EXCERPTED RECORDS:
══════
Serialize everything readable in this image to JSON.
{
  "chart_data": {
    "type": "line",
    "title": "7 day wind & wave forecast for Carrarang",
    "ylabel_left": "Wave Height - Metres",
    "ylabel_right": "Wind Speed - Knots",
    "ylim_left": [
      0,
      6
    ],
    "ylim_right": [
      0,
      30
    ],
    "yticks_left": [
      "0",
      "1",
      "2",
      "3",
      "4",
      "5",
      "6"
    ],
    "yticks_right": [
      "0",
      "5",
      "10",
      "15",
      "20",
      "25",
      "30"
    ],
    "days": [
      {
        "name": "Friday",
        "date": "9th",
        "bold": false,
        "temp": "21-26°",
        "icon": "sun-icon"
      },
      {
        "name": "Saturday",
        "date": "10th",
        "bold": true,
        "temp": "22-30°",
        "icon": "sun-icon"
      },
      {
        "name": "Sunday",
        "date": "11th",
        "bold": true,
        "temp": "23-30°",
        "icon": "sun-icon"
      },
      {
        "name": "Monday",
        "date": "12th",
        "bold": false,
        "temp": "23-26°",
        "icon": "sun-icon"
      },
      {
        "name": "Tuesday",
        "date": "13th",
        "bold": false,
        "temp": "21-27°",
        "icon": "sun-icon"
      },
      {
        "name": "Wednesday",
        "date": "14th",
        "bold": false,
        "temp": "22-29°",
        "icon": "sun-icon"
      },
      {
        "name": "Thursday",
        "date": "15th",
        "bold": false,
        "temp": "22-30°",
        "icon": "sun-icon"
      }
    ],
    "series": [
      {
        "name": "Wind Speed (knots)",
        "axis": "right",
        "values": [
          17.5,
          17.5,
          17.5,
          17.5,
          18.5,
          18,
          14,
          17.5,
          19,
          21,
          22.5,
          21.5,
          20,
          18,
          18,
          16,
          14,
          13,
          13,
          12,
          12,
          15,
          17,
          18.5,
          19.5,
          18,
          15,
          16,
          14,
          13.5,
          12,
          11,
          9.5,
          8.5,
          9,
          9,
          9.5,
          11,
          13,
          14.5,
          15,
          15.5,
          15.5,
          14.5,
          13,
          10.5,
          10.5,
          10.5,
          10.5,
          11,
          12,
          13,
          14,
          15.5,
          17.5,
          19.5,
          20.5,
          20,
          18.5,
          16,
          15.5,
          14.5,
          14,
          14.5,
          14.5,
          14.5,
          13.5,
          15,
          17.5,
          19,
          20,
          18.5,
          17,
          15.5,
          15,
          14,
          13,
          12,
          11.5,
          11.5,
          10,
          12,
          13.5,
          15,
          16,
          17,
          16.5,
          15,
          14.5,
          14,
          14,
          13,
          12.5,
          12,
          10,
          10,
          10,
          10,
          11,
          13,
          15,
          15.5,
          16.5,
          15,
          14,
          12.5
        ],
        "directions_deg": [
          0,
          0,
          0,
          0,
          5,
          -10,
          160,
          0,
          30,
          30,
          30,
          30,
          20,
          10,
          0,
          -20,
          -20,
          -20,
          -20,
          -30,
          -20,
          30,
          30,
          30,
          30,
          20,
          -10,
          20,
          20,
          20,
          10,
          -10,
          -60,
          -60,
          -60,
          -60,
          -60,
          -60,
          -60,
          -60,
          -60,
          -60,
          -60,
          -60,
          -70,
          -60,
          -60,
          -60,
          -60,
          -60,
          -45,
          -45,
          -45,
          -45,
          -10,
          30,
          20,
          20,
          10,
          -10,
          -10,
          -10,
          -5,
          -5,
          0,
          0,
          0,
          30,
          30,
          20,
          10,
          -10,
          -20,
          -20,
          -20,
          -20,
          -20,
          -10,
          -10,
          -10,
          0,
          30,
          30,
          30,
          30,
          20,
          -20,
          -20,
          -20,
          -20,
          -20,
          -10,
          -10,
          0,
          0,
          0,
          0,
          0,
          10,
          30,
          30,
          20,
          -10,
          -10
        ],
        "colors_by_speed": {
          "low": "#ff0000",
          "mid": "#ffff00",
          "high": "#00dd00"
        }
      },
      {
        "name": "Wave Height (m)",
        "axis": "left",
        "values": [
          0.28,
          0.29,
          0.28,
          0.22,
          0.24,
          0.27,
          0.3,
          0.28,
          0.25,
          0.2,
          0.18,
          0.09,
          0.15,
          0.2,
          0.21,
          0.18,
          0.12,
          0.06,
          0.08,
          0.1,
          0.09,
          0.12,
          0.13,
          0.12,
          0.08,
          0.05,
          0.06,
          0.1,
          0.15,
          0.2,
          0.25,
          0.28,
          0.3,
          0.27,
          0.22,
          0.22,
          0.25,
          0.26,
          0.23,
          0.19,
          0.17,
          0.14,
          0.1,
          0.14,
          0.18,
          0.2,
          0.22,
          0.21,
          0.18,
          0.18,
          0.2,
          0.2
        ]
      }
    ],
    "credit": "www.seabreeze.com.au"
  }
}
══════
GIVEN EXERCISE:
Gather up every line from the listing above in which the word "temp" occurs.

EXERCISE RESPONSE:
        "temp": "21-26°",
        "temp": "22-30°",
        "temp": "23-30°",
        "temp": "23-26°",
        "temp": "21-27°",
        "temp": "22-29°",
        "temp": "22-30°",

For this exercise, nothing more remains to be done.